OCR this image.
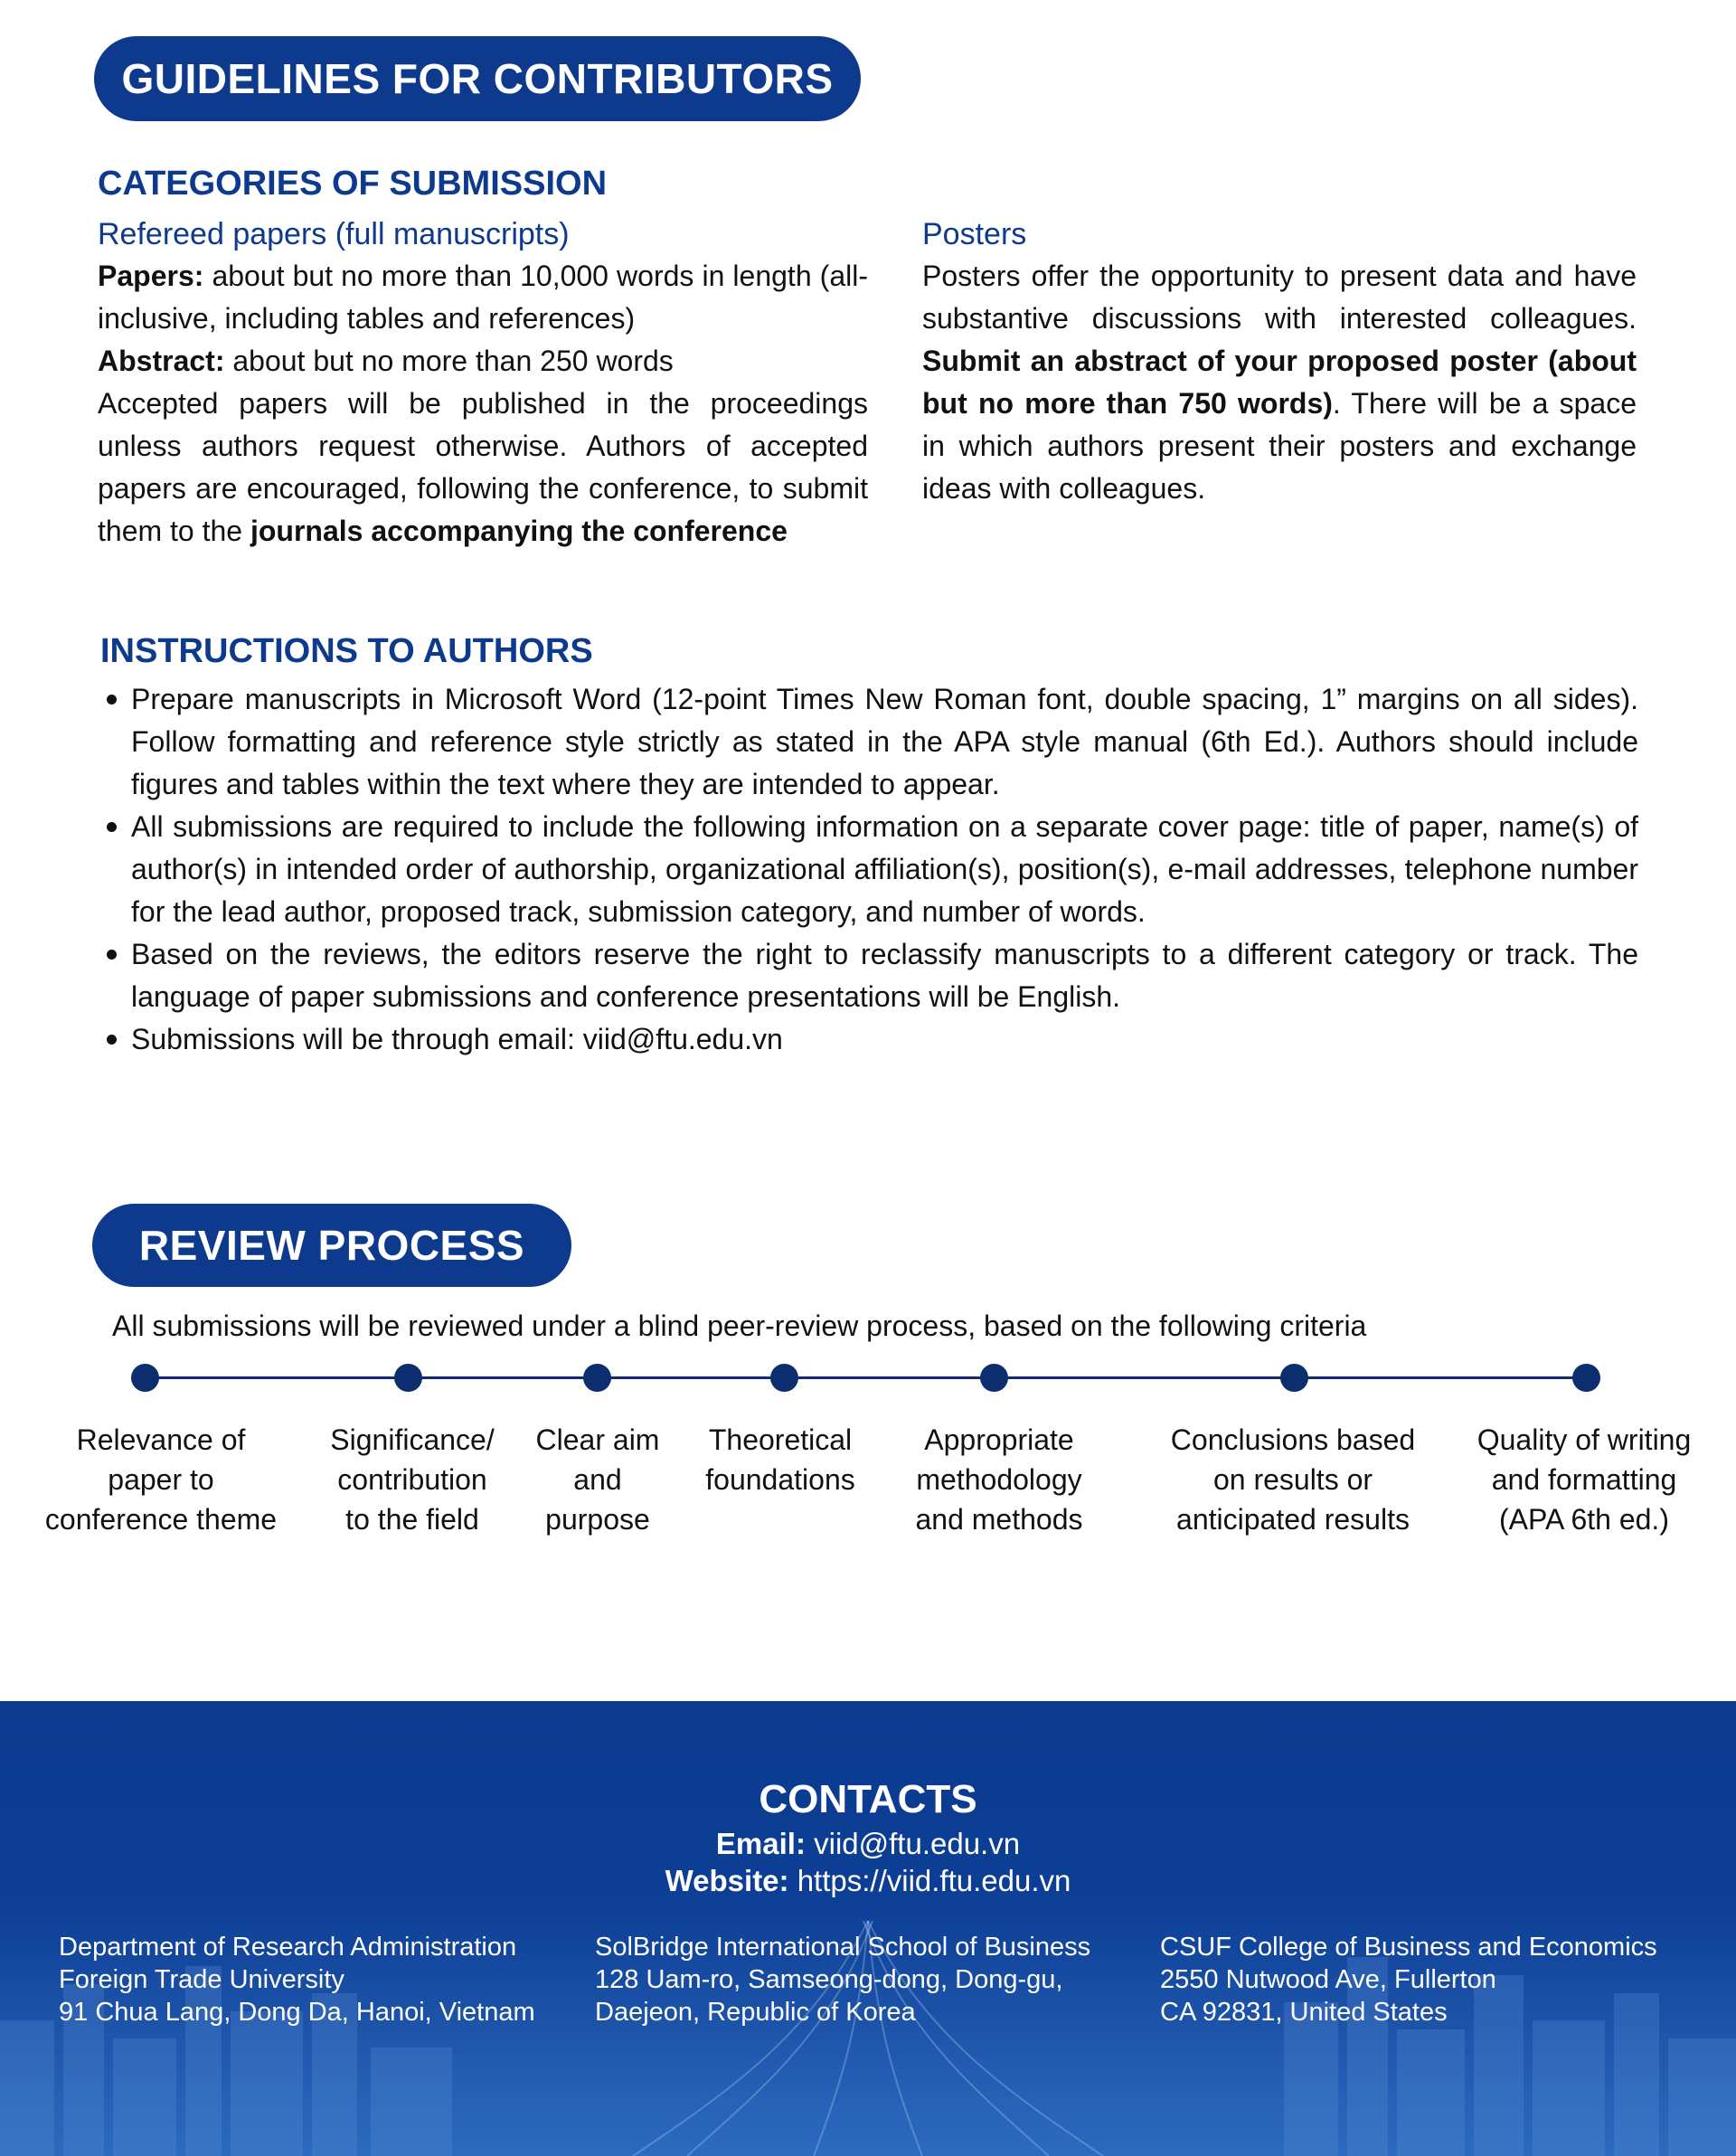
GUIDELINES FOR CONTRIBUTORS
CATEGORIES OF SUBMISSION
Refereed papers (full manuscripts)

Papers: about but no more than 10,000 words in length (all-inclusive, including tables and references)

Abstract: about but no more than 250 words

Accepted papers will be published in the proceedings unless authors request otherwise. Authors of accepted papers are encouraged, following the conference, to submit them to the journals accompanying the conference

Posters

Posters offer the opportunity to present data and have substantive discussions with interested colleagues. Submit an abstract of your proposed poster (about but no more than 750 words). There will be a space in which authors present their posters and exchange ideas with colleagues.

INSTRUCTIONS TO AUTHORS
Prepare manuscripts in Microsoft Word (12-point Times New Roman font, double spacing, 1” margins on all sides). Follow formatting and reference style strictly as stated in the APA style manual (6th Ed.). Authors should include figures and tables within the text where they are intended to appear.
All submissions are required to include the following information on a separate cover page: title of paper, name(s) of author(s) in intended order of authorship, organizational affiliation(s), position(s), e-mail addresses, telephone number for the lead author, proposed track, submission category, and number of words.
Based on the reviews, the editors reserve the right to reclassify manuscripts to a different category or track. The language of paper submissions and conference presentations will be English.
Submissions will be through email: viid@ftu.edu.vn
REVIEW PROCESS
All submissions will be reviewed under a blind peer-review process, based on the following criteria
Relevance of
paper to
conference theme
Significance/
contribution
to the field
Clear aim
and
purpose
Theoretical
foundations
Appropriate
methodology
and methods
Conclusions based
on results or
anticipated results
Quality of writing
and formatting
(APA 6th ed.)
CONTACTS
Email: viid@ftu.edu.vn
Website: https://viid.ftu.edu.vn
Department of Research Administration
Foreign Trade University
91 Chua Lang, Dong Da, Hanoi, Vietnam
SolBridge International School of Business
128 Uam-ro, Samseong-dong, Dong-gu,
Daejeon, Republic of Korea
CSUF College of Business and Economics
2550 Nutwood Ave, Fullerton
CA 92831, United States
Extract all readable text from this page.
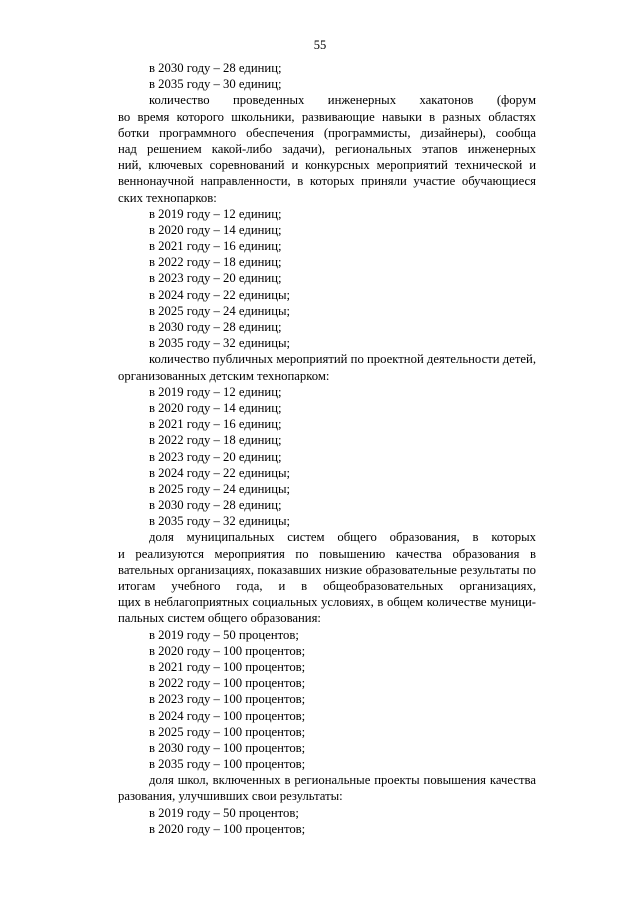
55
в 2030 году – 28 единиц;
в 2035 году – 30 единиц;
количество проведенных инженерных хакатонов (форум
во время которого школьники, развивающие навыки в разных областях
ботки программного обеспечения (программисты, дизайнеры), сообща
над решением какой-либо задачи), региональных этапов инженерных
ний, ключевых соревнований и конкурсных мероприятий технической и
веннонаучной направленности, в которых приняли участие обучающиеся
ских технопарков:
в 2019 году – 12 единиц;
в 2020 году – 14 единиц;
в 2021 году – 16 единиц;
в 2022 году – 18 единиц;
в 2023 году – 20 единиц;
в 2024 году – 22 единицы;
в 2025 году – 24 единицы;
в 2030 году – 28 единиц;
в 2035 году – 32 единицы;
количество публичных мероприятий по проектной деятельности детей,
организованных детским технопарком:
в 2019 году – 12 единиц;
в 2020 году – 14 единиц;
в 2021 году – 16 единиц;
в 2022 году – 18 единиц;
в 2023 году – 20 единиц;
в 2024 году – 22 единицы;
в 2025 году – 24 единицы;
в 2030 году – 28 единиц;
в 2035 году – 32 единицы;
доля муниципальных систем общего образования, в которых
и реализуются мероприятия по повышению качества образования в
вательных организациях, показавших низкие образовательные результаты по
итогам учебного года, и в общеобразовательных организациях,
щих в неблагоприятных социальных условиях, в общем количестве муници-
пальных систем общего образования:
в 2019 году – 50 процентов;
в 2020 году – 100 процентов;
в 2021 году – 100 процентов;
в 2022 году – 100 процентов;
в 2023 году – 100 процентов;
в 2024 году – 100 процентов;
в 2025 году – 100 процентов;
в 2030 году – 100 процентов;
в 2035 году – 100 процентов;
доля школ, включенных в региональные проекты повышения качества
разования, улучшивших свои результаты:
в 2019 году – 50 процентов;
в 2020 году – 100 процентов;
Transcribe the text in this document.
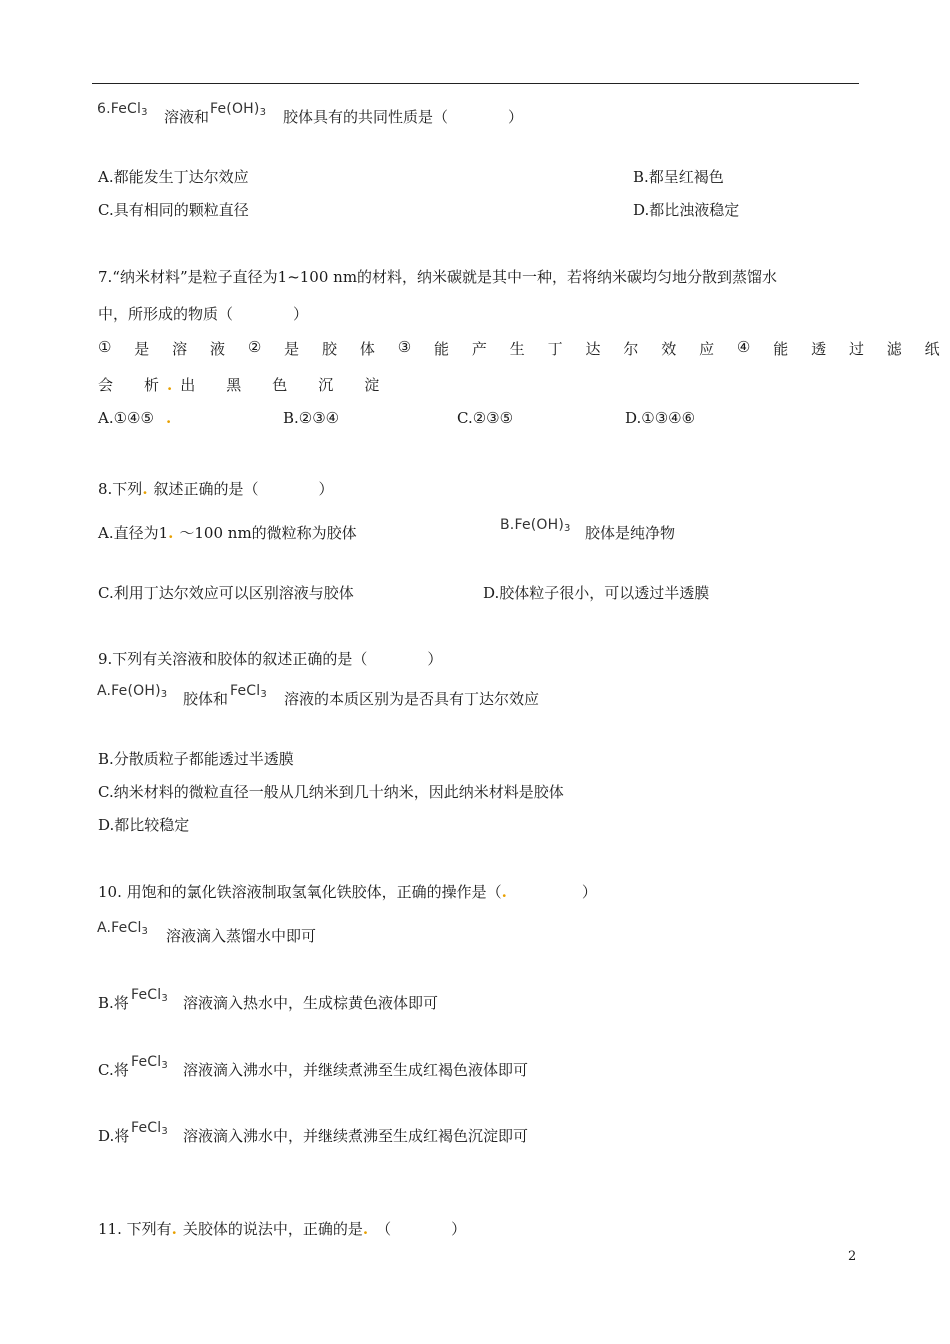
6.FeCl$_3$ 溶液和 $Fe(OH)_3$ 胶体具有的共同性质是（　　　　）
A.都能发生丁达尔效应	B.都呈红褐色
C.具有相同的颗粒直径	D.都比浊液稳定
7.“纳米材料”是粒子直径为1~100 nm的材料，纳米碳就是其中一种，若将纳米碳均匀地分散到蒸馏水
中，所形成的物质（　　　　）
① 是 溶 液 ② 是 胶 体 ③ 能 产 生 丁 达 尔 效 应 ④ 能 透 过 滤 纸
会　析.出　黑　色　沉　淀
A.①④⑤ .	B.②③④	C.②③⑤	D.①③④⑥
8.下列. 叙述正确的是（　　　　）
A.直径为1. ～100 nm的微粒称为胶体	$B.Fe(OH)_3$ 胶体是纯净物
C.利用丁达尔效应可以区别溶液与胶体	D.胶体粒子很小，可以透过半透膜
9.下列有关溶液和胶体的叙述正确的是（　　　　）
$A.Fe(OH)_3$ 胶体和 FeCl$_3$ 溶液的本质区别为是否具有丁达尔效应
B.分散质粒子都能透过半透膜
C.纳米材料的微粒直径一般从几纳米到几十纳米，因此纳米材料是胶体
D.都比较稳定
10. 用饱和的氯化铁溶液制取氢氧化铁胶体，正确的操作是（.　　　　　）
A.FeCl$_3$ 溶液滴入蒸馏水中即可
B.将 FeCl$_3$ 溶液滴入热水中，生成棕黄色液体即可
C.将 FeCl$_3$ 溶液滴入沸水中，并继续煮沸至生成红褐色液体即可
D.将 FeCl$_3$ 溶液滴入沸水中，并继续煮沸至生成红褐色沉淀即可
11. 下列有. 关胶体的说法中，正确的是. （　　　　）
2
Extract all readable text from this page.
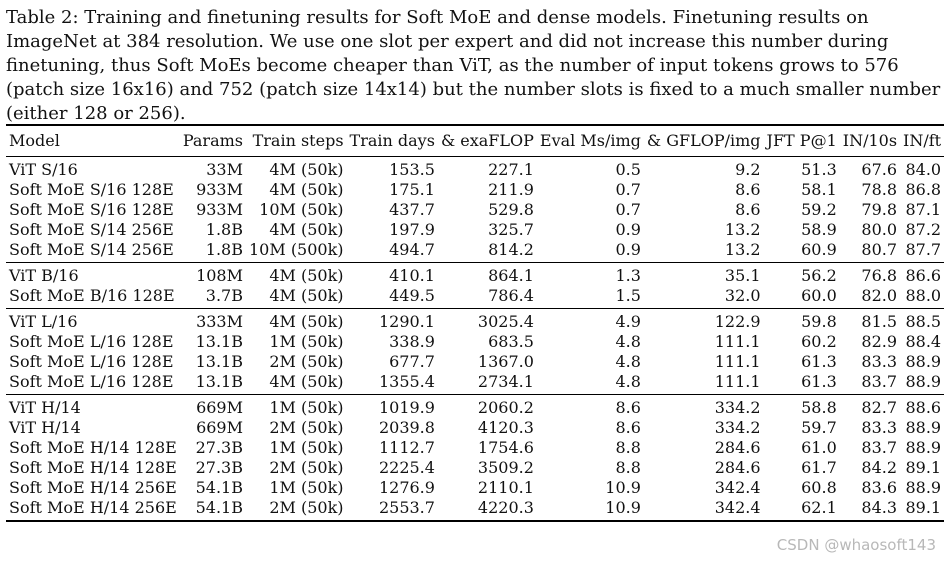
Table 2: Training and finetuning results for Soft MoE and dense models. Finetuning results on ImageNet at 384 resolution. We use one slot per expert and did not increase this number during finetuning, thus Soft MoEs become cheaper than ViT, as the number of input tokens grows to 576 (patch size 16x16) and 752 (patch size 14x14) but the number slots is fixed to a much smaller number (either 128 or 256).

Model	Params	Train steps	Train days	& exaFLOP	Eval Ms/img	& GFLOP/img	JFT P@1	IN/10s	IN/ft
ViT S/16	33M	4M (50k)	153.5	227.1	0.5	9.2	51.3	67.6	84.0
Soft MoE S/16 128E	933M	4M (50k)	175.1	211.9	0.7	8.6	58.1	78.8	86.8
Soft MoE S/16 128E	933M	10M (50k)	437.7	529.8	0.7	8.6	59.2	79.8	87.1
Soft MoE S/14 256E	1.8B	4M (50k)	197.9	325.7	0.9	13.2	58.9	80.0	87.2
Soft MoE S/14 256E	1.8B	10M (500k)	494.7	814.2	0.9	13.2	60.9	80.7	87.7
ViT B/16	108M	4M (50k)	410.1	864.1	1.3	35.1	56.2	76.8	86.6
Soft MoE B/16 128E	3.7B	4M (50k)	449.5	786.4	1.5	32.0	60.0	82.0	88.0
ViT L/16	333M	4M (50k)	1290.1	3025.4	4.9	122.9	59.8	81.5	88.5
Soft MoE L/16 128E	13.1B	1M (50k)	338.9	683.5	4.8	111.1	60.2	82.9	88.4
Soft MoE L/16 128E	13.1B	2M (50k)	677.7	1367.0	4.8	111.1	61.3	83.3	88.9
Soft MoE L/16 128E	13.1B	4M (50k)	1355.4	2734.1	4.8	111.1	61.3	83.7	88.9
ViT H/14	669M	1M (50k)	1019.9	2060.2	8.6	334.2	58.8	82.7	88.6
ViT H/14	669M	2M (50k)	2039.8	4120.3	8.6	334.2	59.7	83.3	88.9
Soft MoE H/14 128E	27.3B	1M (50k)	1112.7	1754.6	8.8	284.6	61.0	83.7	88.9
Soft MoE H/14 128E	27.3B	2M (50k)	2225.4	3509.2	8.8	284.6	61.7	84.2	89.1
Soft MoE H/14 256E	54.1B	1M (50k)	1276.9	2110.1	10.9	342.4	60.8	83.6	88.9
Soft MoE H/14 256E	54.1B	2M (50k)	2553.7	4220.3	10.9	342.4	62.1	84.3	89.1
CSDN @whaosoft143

Short problem -> Pull out every line in the data above that has the word "FeCl".

Final result ->
6.FeCl$_3$ 溶液和 $Fe(OH)_3$ 胶体具有的共同性质是（　　　　）
$A.Fe(OH)_3$ 胶体和 FeCl$_3$ 溶液的本质区别为是否具有丁达尔效应
A.FeCl$_3$ 溶液滴入蒸馏水中即可
B.将 FeCl$_3$ 溶液滴入热水中，生成棕黄色液体即可
C.将 FeCl$_3$ 溶液滴入沸水中，并继续煮沸至生成红褐色液体即可
D.将 FeCl$_3$ 溶液滴入沸水中，并继续煮沸至生成红褐色沉淀即可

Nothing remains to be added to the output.